* **Records**:

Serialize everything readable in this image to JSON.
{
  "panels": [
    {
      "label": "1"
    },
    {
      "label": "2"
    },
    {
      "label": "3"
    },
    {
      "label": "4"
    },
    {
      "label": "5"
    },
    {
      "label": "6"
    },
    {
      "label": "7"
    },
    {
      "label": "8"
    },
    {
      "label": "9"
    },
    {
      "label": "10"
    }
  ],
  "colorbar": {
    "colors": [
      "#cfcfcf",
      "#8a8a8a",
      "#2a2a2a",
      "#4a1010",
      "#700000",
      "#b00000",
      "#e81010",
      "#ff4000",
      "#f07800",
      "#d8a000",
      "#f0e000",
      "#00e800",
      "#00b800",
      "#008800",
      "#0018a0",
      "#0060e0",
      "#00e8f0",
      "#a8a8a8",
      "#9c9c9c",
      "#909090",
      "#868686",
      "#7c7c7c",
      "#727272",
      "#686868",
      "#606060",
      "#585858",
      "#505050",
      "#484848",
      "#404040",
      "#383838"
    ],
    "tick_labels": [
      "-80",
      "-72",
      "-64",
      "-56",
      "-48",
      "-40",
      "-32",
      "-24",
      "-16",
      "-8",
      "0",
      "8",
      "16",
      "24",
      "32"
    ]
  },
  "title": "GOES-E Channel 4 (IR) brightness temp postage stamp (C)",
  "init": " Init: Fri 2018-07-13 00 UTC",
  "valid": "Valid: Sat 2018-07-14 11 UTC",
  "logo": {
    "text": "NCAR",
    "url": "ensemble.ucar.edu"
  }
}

* **What to do**: Transcribe all lines as written.

* **Task output**:
Serialize everything readable in this image to JSON.
{
  "panels": [
    {
      "label": "1"
    },
    {
      "label": "2"
    },
    {
      "label": "3"
    },
    {
      "label": "4"
    },
    {
      "label": "5"
    },
    {
      "label": "6"
    },
    {
      "label": "7"
    },
    {
      "label": "8"
    },
    {
      "label": "9"
    },
    {
      "label": "10"
    }
  ],
  "colorbar": {
    "colors": [
      "#cfcfcf",
      "#8a8a8a",
      "#2a2a2a",
      "#4a1010",
      "#700000",
      "#b00000",
      "#e81010",
      "#ff4000",
      "#f07800",
      "#d8a000",
      "#f0e000",
      "#00e800",
      "#00b800",
      "#008800",
      "#0018a0",
      "#0060e0",
      "#00e8f0",
      "#a8a8a8",
      "#9c9c9c",
      "#909090",
      "#868686",
      "#7c7c7c",
      "#727272",
      "#686868",
      "#606060",
      "#585858",
      "#505050",
      "#484848",
      "#404040",
      "#383838"
    ],
    "tick_labels": [
      "-80",
      "-72",
      "-64",
      "-56",
      "-48",
      "-40",
      "-32",
      "-24",
      "-16",
      "-8",
      "0",
      "8",
      "16",
      "24",
      "32"
    ]
  },
  "title": "GOES-E Channel 4 (IR) brightness temp postage stamp (C)",
  "init": " Init: Fri 2018-07-13 00 UTC",
  "valid": "Valid: Sat 2018-07-14 11 UTC",
  "logo": {
    "text": "NCAR",
    "url": "ensemble.ucar.edu"
  }
}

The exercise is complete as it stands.